Problem: Quote every line of the data below as it stands, omitting pictures.

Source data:
━━━━━━━━━━━━━━━━━━━━━━━━━━━━━━

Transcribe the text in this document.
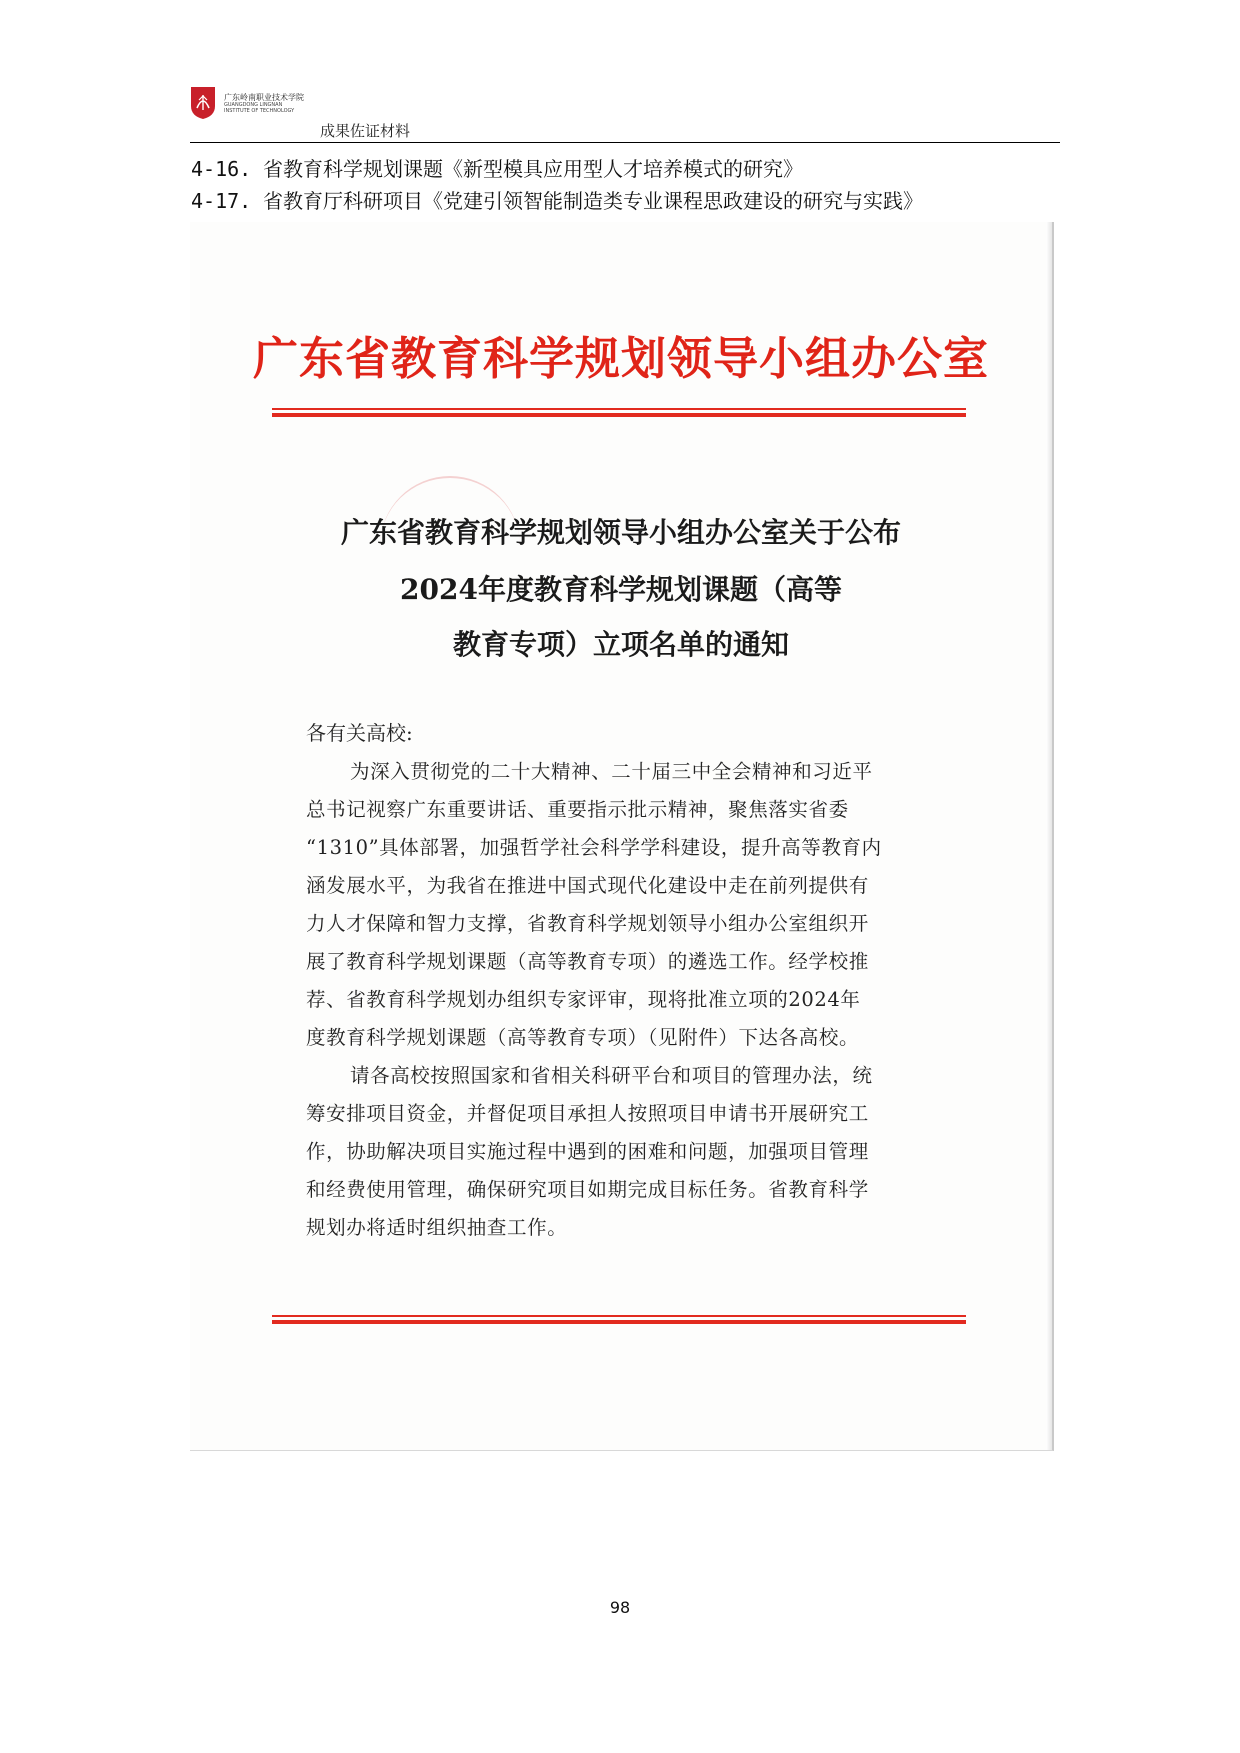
广东岭南职业技术学院
GUANGDONG LINGNAN
INSTITUTE OF TECHNOLOGY
成果佐证材料
4-16. 省教育科学规划课题《新型模具应用型人才培养模式的研究》
4-17. 省教育厅科研项目《党建引领智能制造类专业课程思政建设的研究与实践》
广东省教育科学规划领导小组办公室
广东省教育科学规划领导小组办公室关于公布
2024年度教育科学规划课题（高等
教育专项）立项名单的通知
各有关高校:
为深入贯彻党的二十大精神、二十届三中全会精神和习近平
总书记视察广东重要讲话、重要指示批示精神，聚焦落实省委
“1310”具体部署，加强哲学社会科学学科建设，提升高等教育内
涵发展水平，为我省在推进中国式现代化建设中走在前列提供有
力人才保障和智力支撑，省教育科学规划领导小组办公室组织开
展了教育科学规划课题（高等教育专项）的遴选工作。经学校推
荐、省教育科学规划办组织专家评审，现将批准立项的2024年
度教育科学规划课题（高等教育专项）（见附件）下达各高校。
请各高校按照国家和省相关科研平台和项目的管理办法，统
筹安排项目资金，并督促项目承担人按照项目申请书开展研究工
作，协助解决项目实施过程中遇到的困难和问题，加强项目管理
和经费使用管理，确保研究项目如期完成目标任务。省教育科学
规划办将适时组织抽查工作。
98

━━━━━━━━━━━━━━━━━━━━━━━━━━━━━━

Solution to this problem:
Transcribe the text in this document.
广东岭南职业技术学院
GUANGDONG LINGNAN
INSTITUTE OF TECHNOLOGY
成果佐证材料
4-16. 省教育科学规划课题《新型模具应用型人才培养模式的研究》
4-17. 省教育厅科研项目《党建引领智能制造类专业课程思政建设的研究与实践》
广东省教育科学规划领导小组办公室
广东省教育科学规划领导小组办公室关于公布
2024年度教育科学规划课题（高等
教育专项）立项名单的通知
各有关高校:
为深入贯彻党的二十大精神、二十届三中全会精神和习近平
总书记视察广东重要讲话、重要指示批示精神，聚焦落实省委
“1310”具体部署，加强哲学社会科学学科建设，提升高等教育内
涵发展水平，为我省在推进中国式现代化建设中走在前列提供有
力人才保障和智力支撑，省教育科学规划领导小组办公室组织开
展了教育科学规划课题（高等教育专项）的遴选工作。经学校推
荐、省教育科学规划办组织专家评审，现将批准立项的2024年
度教育科学规划课题（高等教育专项）（见附件）下达各高校。
请各高校按照国家和省相关科研平台和项目的管理办法，统
筹安排项目资金，并督促项目承担人按照项目申请书开展研究工
作，协助解决项目实施过程中遇到的困难和问题，加强项目管理
和经费使用管理，确保研究项目如期完成目标任务。省教育科学
规划办将适时组织抽查工作。
98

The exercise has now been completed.